- **REQUIRED WORK**
From the records below, copy every line that contains the word "What".

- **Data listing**
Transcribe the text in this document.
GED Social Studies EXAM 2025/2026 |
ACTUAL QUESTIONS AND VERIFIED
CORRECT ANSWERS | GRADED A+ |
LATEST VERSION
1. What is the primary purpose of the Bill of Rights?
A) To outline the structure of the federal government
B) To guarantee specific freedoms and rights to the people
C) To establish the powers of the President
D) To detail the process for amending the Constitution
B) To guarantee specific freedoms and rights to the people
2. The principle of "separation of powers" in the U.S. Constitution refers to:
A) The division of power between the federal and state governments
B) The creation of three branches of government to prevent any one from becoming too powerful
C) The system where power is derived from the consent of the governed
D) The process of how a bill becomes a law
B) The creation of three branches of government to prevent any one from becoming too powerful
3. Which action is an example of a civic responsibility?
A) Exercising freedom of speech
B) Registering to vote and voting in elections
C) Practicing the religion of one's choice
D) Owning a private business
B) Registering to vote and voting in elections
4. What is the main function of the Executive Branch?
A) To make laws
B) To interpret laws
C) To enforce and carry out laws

- **COMPLETED EXERCISE**
1. What is the primary purpose of the Bill of Rights?
4. What is the main function of the Executive Branch?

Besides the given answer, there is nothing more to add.